YOUR GOAL »
In the material below, count the lines with the word "JSON" and state that number only.
# # # # #
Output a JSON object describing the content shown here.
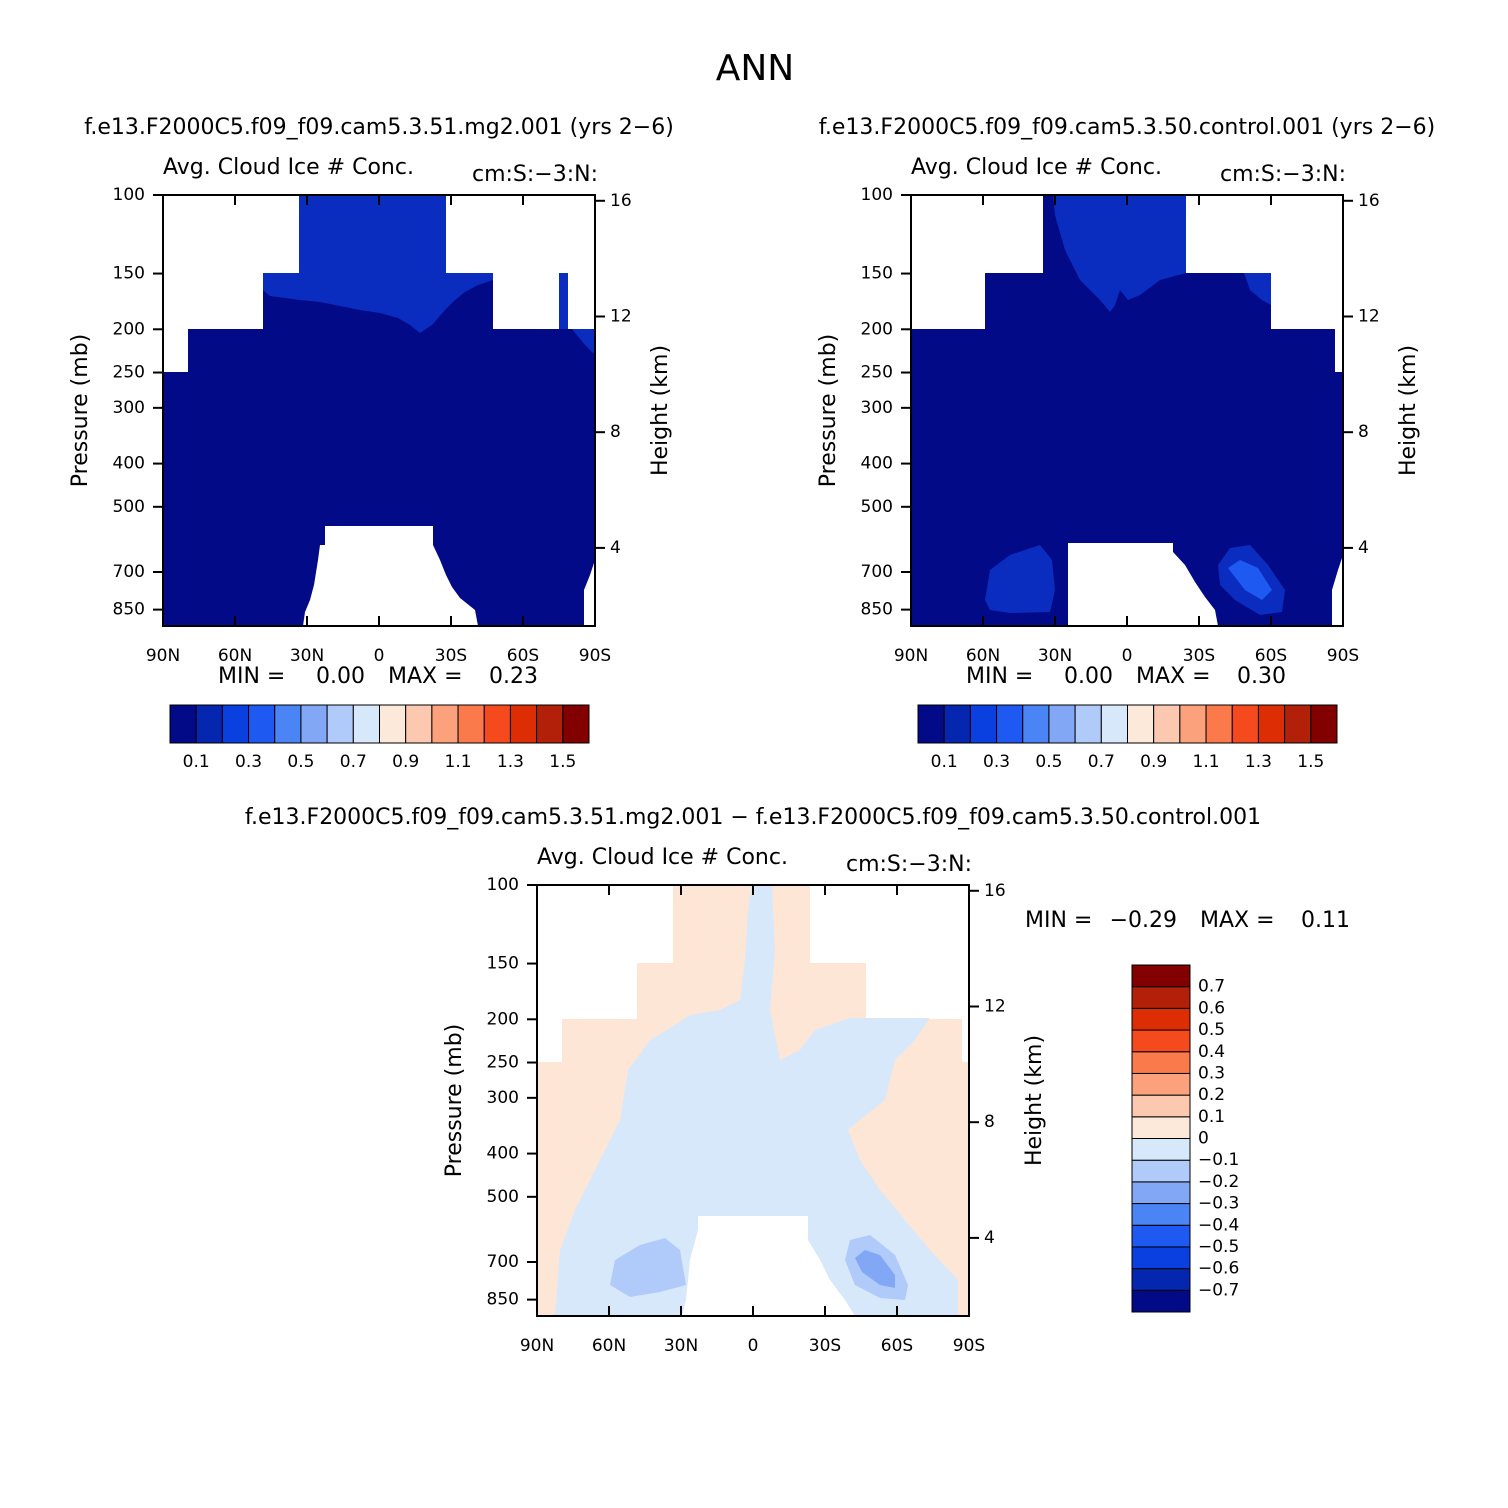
{
  "title": "ANN",
  "chart_data": [
    {
      "type": "contour",
      "title": "f.e13.F2000C5.f09_f09.cam5.3.51.mg2.001 (yrs 2−6)",
      "left_label": "Avg. Cloud Ice # Conc.",
      "right_label": "cm:S:−3:N:",
      "ylabel": "Pressure (mb)",
      "y2label": "Height (km)",
      "xlim": [
        90,
        -90
      ],
      "xticks": [
        {
          "value": 90,
          "label": "90N"
        },
        {
          "value": 60,
          "label": "60N"
        },
        {
          "value": 30,
          "label": "30N"
        },
        0,
        {
          "value": -30,
          "label": "30S"
        },
        {
          "value": -60,
          "label": "60S"
        },
        {
          "value": -90,
          "label": "90S"
        }
      ],
      "ylim": [
        100,
        925
      ],
      "yscale": "log",
      "yticks": [
        100,
        150,
        200,
        250,
        300,
        400,
        500,
        700,
        850
      ],
      "y2lim": [
        16.2,
        1.3
      ],
      "y2ticks": [
        16,
        12,
        8,
        4
      ],
      "min_text": "MIN =",
      "min": {
        "value": 0,
        "label": "0.00"
      },
      "max_text": "MAX =",
      "max": {
        "value": 0.23,
        "label": "0.23"
      },
      "colorbar": {
        "orientation": "horizontal",
        "clim": [
          0.1,
          1.5
        ],
        "ticks": [
          0.1,
          0.3,
          0.5,
          0.7,
          0.9,
          1.1,
          1.3,
          1.5
        ],
        "colors": [
          "#030a88",
          "#0527b0",
          "#0a3fe0",
          "#1e5af2",
          "#4b84f5",
          "#82a8f5",
          "#b0cafa",
          "#d8e8fb",
          "#fde9d9",
          "#fcc9b0",
          "#fba17c",
          "#fb7a4c",
          "#f54a1e",
          "#dc2d05",
          "#b2200a",
          "#820000"
        ]
      }
    },
    {
      "type": "contour",
      "title": "f.e13.F2000C5.f09_f09.cam5.3.50.control.001 (yrs 2−6)",
      "left_label": "Avg. Cloud Ice # Conc.",
      "right_label": "cm:S:−3:N:",
      "ylabel": "Pressure (mb)",
      "y2label": "Height (km)",
      "xlim": [
        90,
        -90
      ],
      "xticks": [
        {
          "value": 90,
          "label": "90N"
        },
        {
          "value": 60,
          "label": "60N"
        },
        {
          "value": 30,
          "label": "30N"
        },
        0,
        {
          "value": -30,
          "label": "30S"
        },
        {
          "value": -60,
          "label": "60S"
        },
        {
          "value": -90,
          "label": "90S"
        }
      ],
      "ylim": [
        100,
        925
      ],
      "yscale": "log",
      "yticks": [
        100,
        150,
        200,
        250,
        300,
        400,
        500,
        700,
        850
      ],
      "y2lim": [
        16.2,
        1.3
      ],
      "y2ticks": [
        16,
        12,
        8,
        4
      ],
      "min_text": "MIN =",
      "min": {
        "value": 0,
        "label": "0.00"
      },
      "max_text": "MAX =",
      "max": {
        "value": 0.3,
        "label": "0.30"
      },
      "colorbar": {
        "orientation": "horizontal",
        "clim": [
          0.1,
          1.5
        ],
        "ticks": [
          0.1,
          0.3,
          0.5,
          0.7,
          0.9,
          1.1,
          1.3,
          1.5
        ],
        "colors": [
          "#030a88",
          "#0527b0",
          "#0a3fe0",
          "#1e5af2",
          "#4b84f5",
          "#82a8f5",
          "#b0cafa",
          "#d8e8fb",
          "#fde9d9",
          "#fcc9b0",
          "#fba17c",
          "#fb7a4c",
          "#f54a1e",
          "#dc2d05",
          "#b2200a",
          "#820000"
        ]
      }
    },
    {
      "type": "contour",
      "title": "f.e13.F2000C5.f09_f09.cam5.3.51.mg2.001 − f.e13.F2000C5.f09_f09.cam5.3.50.control.001",
      "left_label": "Avg. Cloud Ice # Conc.",
      "right_label": "cm:S:−3:N:",
      "ylabel": "Pressure (mb)",
      "y2label": "Height (km)",
      "xlim": [
        90,
        -90
      ],
      "xticks": [
        {
          "value": 90,
          "label": "90N"
        },
        {
          "value": 60,
          "label": "60N"
        },
        {
          "value": 30,
          "label": "30N"
        },
        0,
        {
          "value": -30,
          "label": "30S"
        },
        {
          "value": -60,
          "label": "60S"
        },
        {
          "value": -90,
          "label": "90S"
        }
      ],
      "ylim": [
        100,
        925
      ],
      "yscale": "log",
      "yticks": [
        100,
        150,
        200,
        250,
        300,
        400,
        500,
        700,
        850
      ],
      "y2lim": [
        16.2,
        1.3
      ],
      "y2ticks": [
        16,
        12,
        8,
        4
      ],
      "min_text": "MIN =",
      "min": {
        "value": -0.29,
        "label": "−0.29"
      },
      "max_text": "MAX =",
      "max": {
        "value": 0.11,
        "label": "0.11"
      },
      "colorbar": {
        "orientation": "vertical",
        "clim": [
          -0.7,
          0.7
        ],
        "ticks": [
          0.7,
          0.6,
          0.5,
          0.4,
          0.3,
          0.2,
          0.1,
          0,
          {
            "value": -0.1,
            "label": "−0.1"
          },
          {
            "value": -0.2,
            "label": "−0.2"
          },
          {
            "value": -0.3,
            "label": "−0.3"
          },
          {
            "value": -0.4,
            "label": "−0.4"
          },
          {
            "value": -0.5,
            "label": "−0.5"
          },
          {
            "value": -0.6,
            "label": "−0.6"
          },
          {
            "value": -0.7,
            "label": "−0.7"
          }
        ],
        "colors": [
          "#030a88",
          "#0527b0",
          "#0a3fe0",
          "#1e5af2",
          "#4b84f5",
          "#82a8f5",
          "#b0cafa",
          "#d8e8fb",
          "#fde9d9",
          "#fcc9b0",
          "#fba17c",
          "#fb7a4c",
          "#f54a1e",
          "#dc2d05",
          "#b2200a",
          "#820000"
        ]
      }
    }
  ]
}
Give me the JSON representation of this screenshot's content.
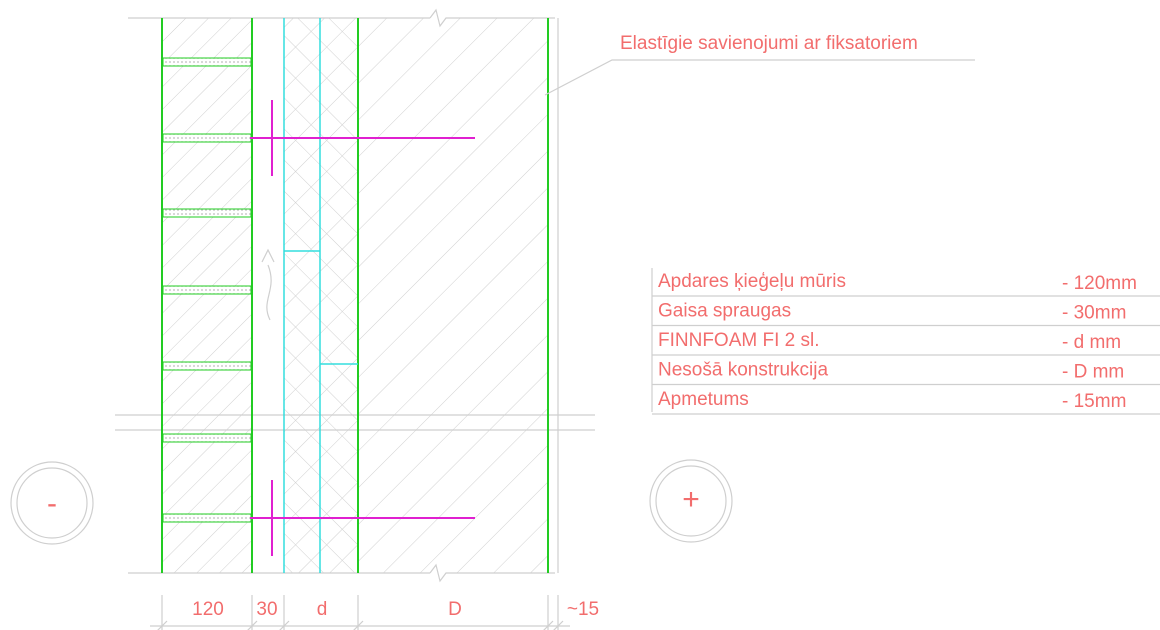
{
  "callout": "Elastīgie savienojumi ar fiksatoriem",
  "layers": [
    {
      "name": "Apdares ķieģeļu mūris",
      "thickness": "- 120mm"
    },
    {
      "name": "Gaisa spraugas",
      "thickness": "- 30mm"
    },
    {
      "name": "FINNFOAM FI 2 sl.",
      "thickness": "- d mm"
    },
    {
      "name": "Nesošā konstrukcija",
      "thickness": "- D mm"
    },
    {
      "name": "Apmetums",
      "thickness": "- 15mm"
    }
  ],
  "dimensions": [
    "120",
    "30",
    "d",
    "D",
    "~15"
  ],
  "sides": {
    "outside": "-",
    "inside": "+"
  }
}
# # # # #
RESULT »
2